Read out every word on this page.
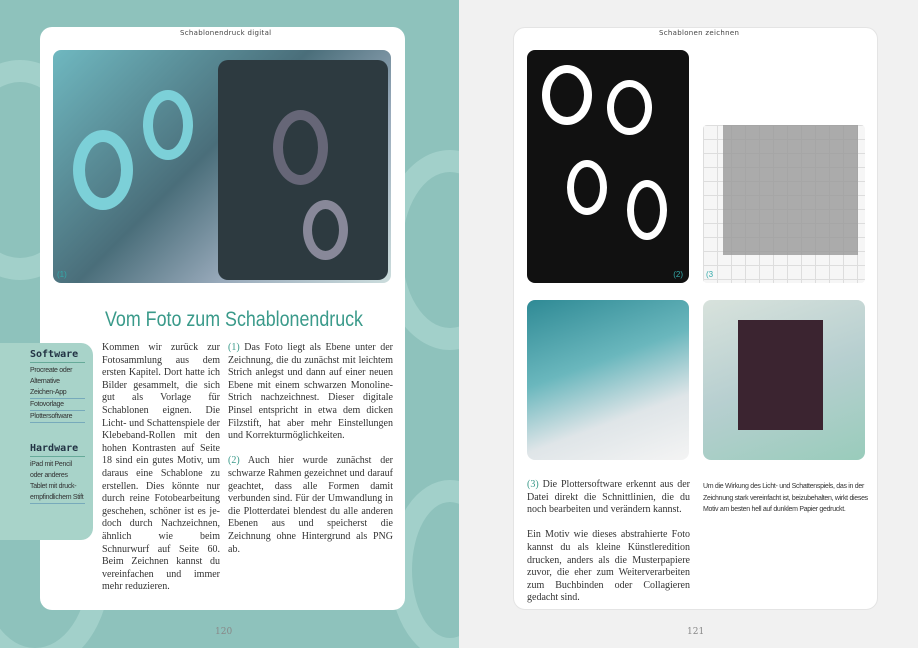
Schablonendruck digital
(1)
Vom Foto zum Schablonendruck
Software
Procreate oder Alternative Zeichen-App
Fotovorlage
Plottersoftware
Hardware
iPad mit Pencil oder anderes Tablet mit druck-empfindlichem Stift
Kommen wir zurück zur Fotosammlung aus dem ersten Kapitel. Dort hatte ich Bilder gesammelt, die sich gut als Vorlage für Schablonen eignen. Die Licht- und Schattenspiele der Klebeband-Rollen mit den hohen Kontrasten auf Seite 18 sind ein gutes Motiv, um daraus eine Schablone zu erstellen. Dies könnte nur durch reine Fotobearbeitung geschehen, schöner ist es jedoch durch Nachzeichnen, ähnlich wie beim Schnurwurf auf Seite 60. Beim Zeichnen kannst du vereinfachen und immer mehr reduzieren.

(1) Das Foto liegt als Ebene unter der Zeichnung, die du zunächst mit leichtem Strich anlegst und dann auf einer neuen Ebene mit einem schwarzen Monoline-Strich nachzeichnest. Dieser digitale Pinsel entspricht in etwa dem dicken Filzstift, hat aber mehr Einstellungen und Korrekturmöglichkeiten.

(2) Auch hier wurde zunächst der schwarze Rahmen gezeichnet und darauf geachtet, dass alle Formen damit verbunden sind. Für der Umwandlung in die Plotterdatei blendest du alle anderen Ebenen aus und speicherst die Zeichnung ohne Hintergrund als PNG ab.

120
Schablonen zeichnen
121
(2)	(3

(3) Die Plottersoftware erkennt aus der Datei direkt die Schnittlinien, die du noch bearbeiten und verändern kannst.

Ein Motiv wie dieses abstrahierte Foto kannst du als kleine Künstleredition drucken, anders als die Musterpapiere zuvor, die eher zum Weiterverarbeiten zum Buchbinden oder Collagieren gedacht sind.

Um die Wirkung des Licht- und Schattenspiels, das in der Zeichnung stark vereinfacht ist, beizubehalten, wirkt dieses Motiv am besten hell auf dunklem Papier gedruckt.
---
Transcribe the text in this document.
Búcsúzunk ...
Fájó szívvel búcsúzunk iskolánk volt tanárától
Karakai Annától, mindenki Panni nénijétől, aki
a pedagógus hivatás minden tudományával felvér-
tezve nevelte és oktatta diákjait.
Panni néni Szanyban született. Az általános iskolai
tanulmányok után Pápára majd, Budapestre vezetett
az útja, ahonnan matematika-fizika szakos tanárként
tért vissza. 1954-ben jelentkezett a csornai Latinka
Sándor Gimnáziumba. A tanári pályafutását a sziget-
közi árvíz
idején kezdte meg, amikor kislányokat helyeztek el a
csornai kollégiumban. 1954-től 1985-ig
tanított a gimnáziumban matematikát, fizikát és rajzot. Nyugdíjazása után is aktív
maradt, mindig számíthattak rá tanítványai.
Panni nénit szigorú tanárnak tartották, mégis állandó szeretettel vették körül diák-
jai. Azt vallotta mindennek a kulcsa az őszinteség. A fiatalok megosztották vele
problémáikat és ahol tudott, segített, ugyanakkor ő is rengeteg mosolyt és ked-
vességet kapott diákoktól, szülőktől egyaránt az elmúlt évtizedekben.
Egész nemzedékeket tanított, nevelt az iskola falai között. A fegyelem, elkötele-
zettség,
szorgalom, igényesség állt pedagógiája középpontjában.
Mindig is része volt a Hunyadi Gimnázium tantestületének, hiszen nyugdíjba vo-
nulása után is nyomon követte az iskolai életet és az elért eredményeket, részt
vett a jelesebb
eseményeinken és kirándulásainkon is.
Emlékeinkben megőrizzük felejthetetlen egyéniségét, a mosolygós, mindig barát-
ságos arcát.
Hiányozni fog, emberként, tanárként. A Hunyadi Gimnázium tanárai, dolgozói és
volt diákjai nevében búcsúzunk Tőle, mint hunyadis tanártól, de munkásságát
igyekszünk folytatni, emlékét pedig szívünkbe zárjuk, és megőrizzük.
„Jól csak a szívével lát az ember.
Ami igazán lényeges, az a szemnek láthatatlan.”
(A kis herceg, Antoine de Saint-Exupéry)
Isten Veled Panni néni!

TASK TO COMPLETE:
Copy every line above in which the string "Schablonendruck" shows up.

FINAL ANSWER:
Schablonendruck digital
Vom Foto zum Schablonendruck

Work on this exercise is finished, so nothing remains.